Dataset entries

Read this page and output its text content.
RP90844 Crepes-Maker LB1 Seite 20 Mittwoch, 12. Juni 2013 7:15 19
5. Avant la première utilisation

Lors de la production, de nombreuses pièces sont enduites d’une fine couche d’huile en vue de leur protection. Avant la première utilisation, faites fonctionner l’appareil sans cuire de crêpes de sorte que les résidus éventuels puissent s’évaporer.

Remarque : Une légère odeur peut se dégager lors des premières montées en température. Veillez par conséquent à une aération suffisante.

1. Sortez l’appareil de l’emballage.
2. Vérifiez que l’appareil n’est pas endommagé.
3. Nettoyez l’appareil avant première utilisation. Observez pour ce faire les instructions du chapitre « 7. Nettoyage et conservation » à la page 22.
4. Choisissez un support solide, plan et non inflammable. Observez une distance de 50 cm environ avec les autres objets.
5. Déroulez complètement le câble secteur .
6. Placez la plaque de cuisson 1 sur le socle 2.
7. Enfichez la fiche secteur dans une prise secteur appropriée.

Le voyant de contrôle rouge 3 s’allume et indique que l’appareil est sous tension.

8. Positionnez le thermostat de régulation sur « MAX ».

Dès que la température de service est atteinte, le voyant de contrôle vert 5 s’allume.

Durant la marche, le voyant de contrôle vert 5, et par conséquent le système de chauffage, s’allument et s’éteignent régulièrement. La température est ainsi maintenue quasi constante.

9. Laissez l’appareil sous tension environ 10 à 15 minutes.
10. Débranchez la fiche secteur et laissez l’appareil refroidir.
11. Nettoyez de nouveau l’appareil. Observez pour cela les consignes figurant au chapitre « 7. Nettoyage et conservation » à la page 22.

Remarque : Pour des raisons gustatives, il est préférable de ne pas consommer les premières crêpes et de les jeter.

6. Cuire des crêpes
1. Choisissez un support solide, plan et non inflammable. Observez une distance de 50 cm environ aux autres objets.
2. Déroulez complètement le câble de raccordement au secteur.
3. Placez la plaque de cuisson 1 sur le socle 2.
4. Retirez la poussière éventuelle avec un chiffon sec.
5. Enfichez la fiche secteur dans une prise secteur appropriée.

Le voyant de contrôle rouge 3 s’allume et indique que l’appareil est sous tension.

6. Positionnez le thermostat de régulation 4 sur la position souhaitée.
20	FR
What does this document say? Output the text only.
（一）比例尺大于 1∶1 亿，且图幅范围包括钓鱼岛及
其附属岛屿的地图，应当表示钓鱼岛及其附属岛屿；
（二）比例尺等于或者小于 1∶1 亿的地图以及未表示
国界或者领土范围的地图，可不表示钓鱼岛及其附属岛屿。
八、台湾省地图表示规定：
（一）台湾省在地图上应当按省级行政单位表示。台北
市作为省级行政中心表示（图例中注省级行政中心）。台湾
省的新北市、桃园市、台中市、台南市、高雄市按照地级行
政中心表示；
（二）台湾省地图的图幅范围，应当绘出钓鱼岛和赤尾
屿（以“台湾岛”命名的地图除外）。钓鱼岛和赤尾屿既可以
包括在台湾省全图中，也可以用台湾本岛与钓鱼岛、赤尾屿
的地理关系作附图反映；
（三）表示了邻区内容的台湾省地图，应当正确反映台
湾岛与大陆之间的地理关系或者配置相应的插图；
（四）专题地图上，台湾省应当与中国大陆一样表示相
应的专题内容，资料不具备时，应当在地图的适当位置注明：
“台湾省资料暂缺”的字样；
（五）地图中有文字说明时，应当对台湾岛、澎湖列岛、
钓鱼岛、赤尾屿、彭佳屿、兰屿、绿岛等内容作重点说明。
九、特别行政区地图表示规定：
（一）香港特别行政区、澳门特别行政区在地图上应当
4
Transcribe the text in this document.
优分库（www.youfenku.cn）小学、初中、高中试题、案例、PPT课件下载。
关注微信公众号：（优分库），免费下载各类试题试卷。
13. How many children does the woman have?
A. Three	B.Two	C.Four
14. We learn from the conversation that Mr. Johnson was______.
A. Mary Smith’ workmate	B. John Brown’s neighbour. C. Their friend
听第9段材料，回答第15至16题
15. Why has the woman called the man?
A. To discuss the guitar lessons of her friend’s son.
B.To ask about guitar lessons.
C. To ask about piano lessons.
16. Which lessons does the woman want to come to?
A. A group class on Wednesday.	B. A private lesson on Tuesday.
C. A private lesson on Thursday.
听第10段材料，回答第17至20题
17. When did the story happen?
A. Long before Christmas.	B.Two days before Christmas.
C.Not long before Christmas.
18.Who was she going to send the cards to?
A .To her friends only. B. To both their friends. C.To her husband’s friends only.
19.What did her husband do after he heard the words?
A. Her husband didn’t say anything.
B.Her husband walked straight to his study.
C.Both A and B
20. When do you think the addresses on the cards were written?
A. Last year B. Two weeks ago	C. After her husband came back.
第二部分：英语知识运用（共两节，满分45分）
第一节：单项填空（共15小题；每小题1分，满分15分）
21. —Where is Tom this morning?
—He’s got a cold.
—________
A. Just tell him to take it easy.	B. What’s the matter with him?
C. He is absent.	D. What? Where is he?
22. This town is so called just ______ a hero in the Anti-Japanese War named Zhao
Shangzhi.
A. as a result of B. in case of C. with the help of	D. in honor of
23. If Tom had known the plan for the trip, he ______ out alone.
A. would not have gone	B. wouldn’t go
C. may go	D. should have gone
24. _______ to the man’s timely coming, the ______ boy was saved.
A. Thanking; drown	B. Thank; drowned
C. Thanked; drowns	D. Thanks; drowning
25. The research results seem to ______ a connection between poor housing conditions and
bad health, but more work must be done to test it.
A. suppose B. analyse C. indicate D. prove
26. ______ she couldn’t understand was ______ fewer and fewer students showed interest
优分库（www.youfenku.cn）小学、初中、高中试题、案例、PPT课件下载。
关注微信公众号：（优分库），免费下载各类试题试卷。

YOUR TASK — Track down every line holding the string "contrôle" and copy it.

CORRECT RESPONSE —
Le voyant de contrôle rouge 3 s’allume et indique que l’appareil est sous tension.
Dès que la température de service est atteinte, le voyant de contrôle vert 5 s’allume.
Durant la marche, le voyant de contrôle vert 5, et par conséquent le système de chauffage, s’allument et s’éteignent régulièrement. La température est ainsi maintenue quasi constante.
Le voyant de contrôle rouge 3 s’allume et indique que l’appareil est sous tension.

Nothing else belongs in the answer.